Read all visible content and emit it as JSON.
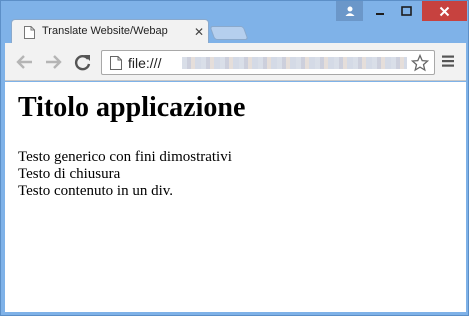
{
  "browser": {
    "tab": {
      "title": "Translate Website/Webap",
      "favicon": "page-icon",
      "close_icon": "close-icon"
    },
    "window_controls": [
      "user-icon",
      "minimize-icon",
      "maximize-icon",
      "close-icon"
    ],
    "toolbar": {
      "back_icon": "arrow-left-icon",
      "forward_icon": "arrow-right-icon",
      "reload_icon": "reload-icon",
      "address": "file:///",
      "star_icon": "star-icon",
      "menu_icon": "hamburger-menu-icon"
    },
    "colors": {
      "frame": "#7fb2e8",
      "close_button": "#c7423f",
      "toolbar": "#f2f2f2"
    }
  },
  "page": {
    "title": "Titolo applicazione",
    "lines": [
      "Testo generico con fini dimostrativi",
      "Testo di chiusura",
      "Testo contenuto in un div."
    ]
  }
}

++++++

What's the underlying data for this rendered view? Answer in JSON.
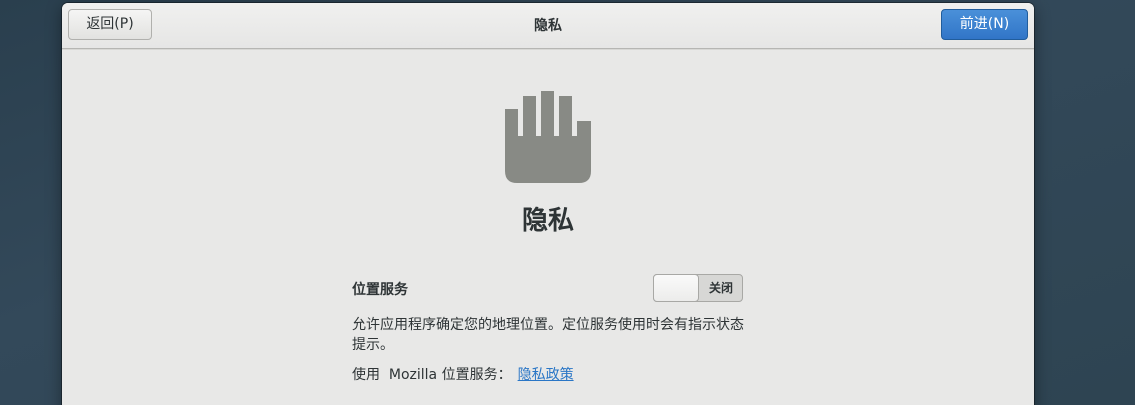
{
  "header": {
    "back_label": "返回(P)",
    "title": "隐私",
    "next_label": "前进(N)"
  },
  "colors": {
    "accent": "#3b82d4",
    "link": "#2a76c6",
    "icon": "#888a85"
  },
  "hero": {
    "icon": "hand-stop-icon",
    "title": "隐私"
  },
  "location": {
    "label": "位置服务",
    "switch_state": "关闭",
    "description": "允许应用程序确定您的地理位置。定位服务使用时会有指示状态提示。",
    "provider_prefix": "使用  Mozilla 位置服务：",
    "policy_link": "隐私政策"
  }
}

++++++

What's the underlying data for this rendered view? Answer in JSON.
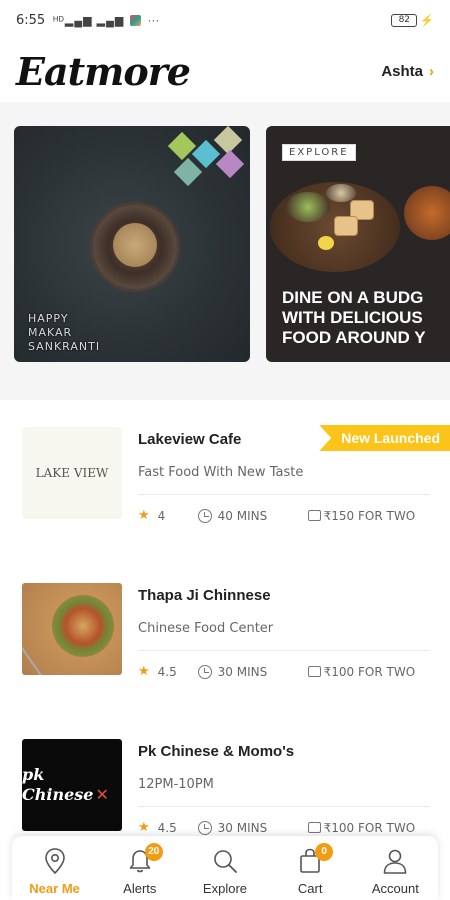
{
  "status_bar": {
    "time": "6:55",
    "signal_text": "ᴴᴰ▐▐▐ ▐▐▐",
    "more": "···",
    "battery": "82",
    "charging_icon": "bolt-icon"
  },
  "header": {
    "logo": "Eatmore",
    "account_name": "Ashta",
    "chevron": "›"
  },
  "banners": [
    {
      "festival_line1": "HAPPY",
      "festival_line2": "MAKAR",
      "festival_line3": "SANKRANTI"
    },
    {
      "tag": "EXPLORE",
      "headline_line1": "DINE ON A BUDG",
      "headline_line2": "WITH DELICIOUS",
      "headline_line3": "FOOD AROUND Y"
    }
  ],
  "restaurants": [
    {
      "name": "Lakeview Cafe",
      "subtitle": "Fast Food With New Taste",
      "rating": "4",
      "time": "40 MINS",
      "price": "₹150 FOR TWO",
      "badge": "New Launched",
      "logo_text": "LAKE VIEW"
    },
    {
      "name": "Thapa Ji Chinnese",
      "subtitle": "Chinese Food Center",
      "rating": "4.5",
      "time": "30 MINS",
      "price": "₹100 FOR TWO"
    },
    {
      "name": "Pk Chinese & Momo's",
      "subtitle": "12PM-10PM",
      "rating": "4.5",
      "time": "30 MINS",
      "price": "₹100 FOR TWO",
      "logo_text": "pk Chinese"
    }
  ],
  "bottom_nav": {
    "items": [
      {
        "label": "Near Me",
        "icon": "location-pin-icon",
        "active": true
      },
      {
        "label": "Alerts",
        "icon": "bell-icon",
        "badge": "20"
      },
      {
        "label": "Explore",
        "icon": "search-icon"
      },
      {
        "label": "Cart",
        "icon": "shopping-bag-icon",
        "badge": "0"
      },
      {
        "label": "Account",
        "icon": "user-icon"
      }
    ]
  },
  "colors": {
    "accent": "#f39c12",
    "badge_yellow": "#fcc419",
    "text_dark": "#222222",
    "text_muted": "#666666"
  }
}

++++++

TASK BRIEF: Return all the lines that contain the string "subtitle".

PROBLEM SOLUTION:
      "subtitle": "Fast Food With New Taste",
      "subtitle": "Chinese Food Center",
      "subtitle": "12PM-10PM",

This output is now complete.